Waiting for targets to process problem - Added by Anchi Cheng over 18 years ago

Hi, William,

The problem you have happens ocassionally to us, too, although we could never reproduce it enough to debug it. Let us know if you've found a way to reproduce it from every fresh session. What happens is that a node is waiting for a target to complete its processing which was almost completed in the sense that it did everything it needed to do except to log in the database that it has finished the task. As long as you are in the same session, Leginon nodes would always try to complete that particular target but could not because the node doing the task thinks it is done but the one waiting thinks it is not. Because the crash, it is sometimes so corrupted that it would not recover even if you go in the database and mark the apparent problem target done.

You can try using a python script Jim wrote, called killtargets.py. It is in Leginon distribution under the directory where the package is installed and subdirectory Leginon. Just run it as python script. You will need to know the session ID number, which you can find by moving the cursor on to the summary label in your web Image Viewer. The script forces all targets to be marked done. You can then select new targets on the same atlas after refreshing it.

If this does not work out, the sure thing to do is to start a new, clean session. All target processing information goes with the same session only.

Anchi

Re: Waiting for targets to process problem - Added by Anonymous over 18 years ago

It looks like the problem happens very often perhaps every time I run Leginon in fully-automated mode, with checks turned off, in the current release of Leginon. (I think I may be able to avoid this problem of nodes apparently deadlocking by running in queuing mode.) By the way, I recently checked the network speed between the Leginon laptop and the microscope PC. Apparently, it is about 13 Mbps (based on the average time to send 1kilobyte packets with ping between the systems - maybe this is an incorrect method) - the Leginon notes recommend gigabit with a minimum of 100 Mbps. I'm not sure if this means we are on a 10 Mbps network with virtually no contention (as it's possibly to fast for that) or a 100 Mbps network with rather a lot of contention. We were told by the network administrator that we were getting 100 Mbps but it may have changed to a slower speed at some time in the past. Would this be expected to cause these problems and if not what other problems would occur?

Given data:

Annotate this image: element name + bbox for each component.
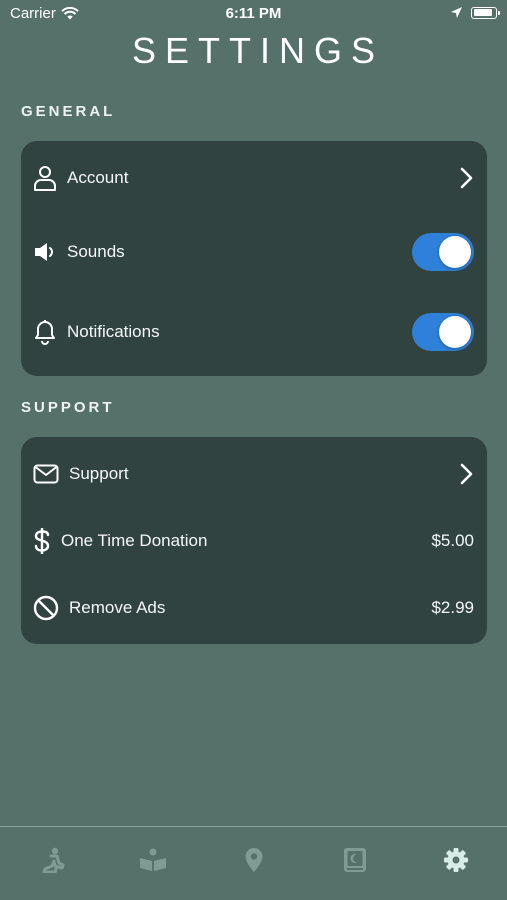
journal-tab[interactable] — [340, 845, 370, 875]
sounds-label: Sounds — [67, 242, 125, 261]
support-label: Support — [69, 464, 129, 483]
quran-book-icon — [344, 848, 366, 872]
account-label: Account — [67, 168, 129, 187]
praying-person-icon — [42, 847, 65, 873]
support-card: Support One Time Donation $5.00 Remove A… — [21, 437, 487, 644]
donation-label: One Time Donation — [61, 531, 208, 550]
sounds-row: Sounds — [21, 222, 487, 282]
pray-tab[interactable] — [38, 845, 68, 875]
prohibited-icon — [33, 595, 59, 621]
envelope-icon — [33, 461, 59, 487]
donation-row[interactable]: One Time Donation $5.00 — [21, 511, 487, 571]
account-row[interactable]: Account — [21, 148, 487, 208]
toggle-knob — [439, 236, 471, 268]
book-tab[interactable] — [138, 845, 168, 875]
map-pin-icon — [245, 848, 263, 872]
chevron-right-icon — [460, 167, 473, 189]
remove-ads-price: $2.99 — [431, 598, 474, 617]
tab-bar — [0, 826, 507, 900]
bell-icon — [32, 319, 58, 345]
notifications-toggle[interactable] — [412, 313, 474, 351]
person-icon — [32, 165, 58, 191]
location-tab[interactable] — [239, 845, 269, 875]
settings-tab[interactable] — [441, 845, 471, 875]
notifications-label: Notifications — [67, 322, 160, 341]
chevron-right-icon — [460, 463, 473, 485]
notifications-row: Notifications — [21, 302, 487, 362]
speaker-icon — [32, 239, 58, 265]
status-bar: Carrier 6:11 PM — [0, 0, 507, 28]
battery-fill — [473, 9, 492, 16]
book-reader-icon — [140, 848, 166, 871]
gear-icon — [444, 848, 468, 872]
status-time: 6:11 PM — [225, 5, 282, 22]
general-heading: GENERAL — [21, 103, 116, 120]
page-title: SETTINGS — [131, 30, 385, 71]
support-heading: SUPPORT — [21, 399, 115, 416]
sounds-toggle[interactable] — [412, 233, 474, 271]
remove-ads-label: Remove Ads — [69, 598, 166, 617]
location-arrow-icon — [451, 7, 462, 18]
support-row[interactable]: Support — [21, 444, 487, 504]
general-card: Account Sounds Notifications — [21, 141, 487, 376]
dollar-icon — [29, 528, 55, 554]
toggle-knob — [439, 316, 471, 348]
remove-ads-row[interactable]: Remove Ads $2.99 — [21, 578, 487, 638]
donation-price: $5.00 — [431, 531, 474, 550]
battery-icon — [471, 6, 500, 19]
status-indicators — [450, 6, 500, 19]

What this exercise asks:
#1 Based on the Leginon forum thread, decide whether each statement is true: (a) the killtargets.py script forces all targets to be marked done; (b) the session ID is found by checking the database settings; (c) the measured network speed was about 100 Mbps. For each, answer yes or no and quote the words from the thread that settle it.
#2 What network speed do the Leginon notes recommend, according to the Leginon forum thread?
The material has no connection to the Leginon forum thread.

Task solutions:
#1
(a) Yes: "The script forces all targets to be marked done."
(b) No: "which you can find by moving the cursor on to the summary label in your web Image Viewer."
(c) No: "Apparently, it is about 13 Mbps"

#2 Gigabit, with a minimum of 100 Mbps.